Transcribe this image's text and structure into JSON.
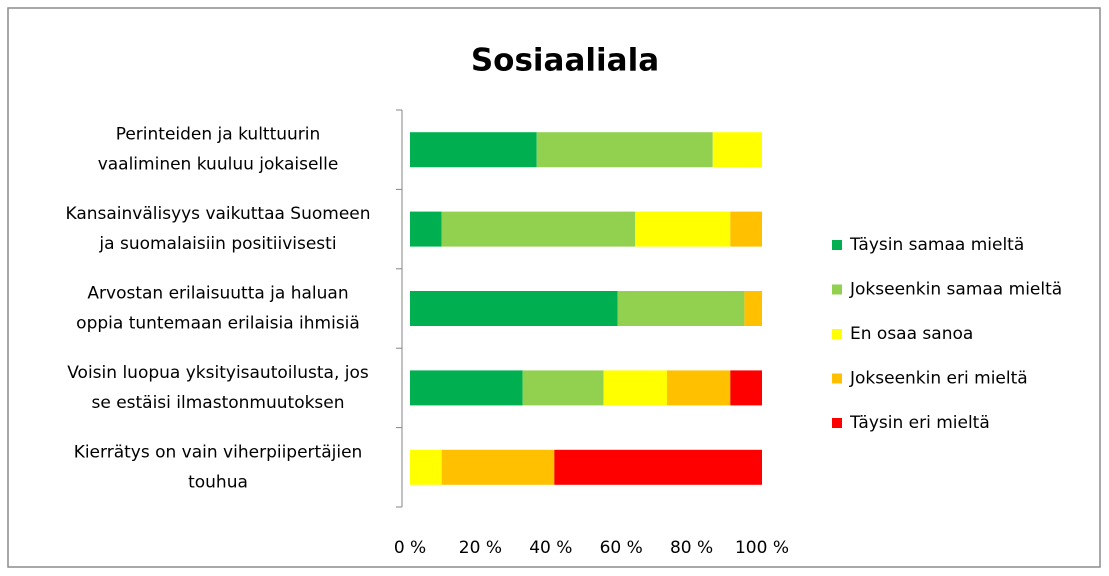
{
  "chart_data": {
    "type": "stacked_barh",
    "title": "Sosiaaliala",
    "categories": [
      [
        "Perinteiden ja kulttuurin",
        "vaaliminen kuuluu jokaiselle"
      ],
      [
        "Kansainvälisyys vaikuttaa Suomeen",
        "ja suomalaisiin positiivisesti"
      ],
      [
        "Arvostan erilaisuutta ja haluan",
        "oppia tuntemaan erilaisia ihmisiä"
      ],
      [
        "Voisin luopua yksityisautoilusta, jos",
        "se estäisi ilmastonmuutoksen"
      ],
      [
        "Kierrätys on vain viherpiipertäjien",
        "touhua"
      ]
    ],
    "series": [
      {
        "name": "Täysin samaa mieltä",
        "color": "#00b050",
        "values": [
          36,
          9,
          59,
          32,
          0
        ]
      },
      {
        "name": "Jokseenkin samaa mieltä",
        "color": "#92d050",
        "values": [
          50,
          55,
          36,
          23,
          0
        ]
      },
      {
        "name": "En osaa sanoa",
        "color": "#ffff00",
        "values": [
          14,
          27,
          0,
          18,
          9
        ]
      },
      {
        "name": "Jokseenkin eri mieltä",
        "color": "#ffc000",
        "values": [
          0,
          9,
          5,
          18,
          32
        ]
      },
      {
        "name": "Täysin eri mieltä",
        "color": "#ff0000",
        "values": [
          0,
          0,
          0,
          9,
          59
        ]
      }
    ],
    "xlim": [
      0,
      100
    ],
    "xticks": [
      {
        "value": 0,
        "label": "0 %"
      },
      {
        "value": 20,
        "label": "20 %"
      },
      {
        "value": 40,
        "label": "40 %"
      },
      {
        "value": 60,
        "label": "60 %"
      },
      {
        "value": 80,
        "label": "80 %"
      },
      {
        "value": 100,
        "label": "100 %"
      }
    ],
    "legend": "right"
  }
}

===============

◆ **THE PROBLEM**: Identify the lines above that contain the word "Jokseenkin", then copy them.

◆ **THE ANSWER**:
        "name": "Jokseenkin samaa mieltä",
        "name": "Jokseenkin eri mieltä",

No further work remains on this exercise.